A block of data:
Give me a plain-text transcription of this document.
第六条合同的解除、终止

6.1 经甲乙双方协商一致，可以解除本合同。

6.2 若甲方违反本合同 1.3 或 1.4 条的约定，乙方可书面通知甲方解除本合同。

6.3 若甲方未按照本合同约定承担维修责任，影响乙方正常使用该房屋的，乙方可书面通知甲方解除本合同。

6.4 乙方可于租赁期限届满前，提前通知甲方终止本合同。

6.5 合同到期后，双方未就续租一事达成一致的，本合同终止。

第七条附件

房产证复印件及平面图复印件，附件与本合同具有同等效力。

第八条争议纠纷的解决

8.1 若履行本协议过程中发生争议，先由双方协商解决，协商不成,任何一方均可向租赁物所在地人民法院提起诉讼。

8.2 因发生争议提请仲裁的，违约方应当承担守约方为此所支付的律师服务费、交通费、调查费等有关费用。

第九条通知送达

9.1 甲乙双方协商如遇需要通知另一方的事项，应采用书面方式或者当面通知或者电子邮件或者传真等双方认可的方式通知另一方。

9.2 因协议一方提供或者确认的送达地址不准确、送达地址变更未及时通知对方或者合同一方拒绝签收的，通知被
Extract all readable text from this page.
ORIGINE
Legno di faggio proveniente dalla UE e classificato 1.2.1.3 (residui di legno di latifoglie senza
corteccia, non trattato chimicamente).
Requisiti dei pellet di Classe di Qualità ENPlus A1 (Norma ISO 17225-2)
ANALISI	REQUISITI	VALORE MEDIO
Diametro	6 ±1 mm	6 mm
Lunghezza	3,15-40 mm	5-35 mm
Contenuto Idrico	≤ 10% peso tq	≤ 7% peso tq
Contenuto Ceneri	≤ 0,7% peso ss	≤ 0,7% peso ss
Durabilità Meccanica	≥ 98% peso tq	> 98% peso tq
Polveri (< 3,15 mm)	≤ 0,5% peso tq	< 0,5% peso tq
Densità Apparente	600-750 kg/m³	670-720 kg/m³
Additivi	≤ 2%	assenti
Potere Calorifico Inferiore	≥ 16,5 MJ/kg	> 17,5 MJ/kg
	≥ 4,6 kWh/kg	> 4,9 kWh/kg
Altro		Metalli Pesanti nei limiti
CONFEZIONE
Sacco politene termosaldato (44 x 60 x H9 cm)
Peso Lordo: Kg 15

[OBJECTIVE]:
Go through the records above and copy every line with the word "Contenuto".

[RESULT OF THIS EXERCISE]:
Contenuto Idrico	≤ 10% peso tq	≤ 7% peso tq
Contenuto Ceneri	≤ 0,7% peso ss	≤ 0,7% peso ss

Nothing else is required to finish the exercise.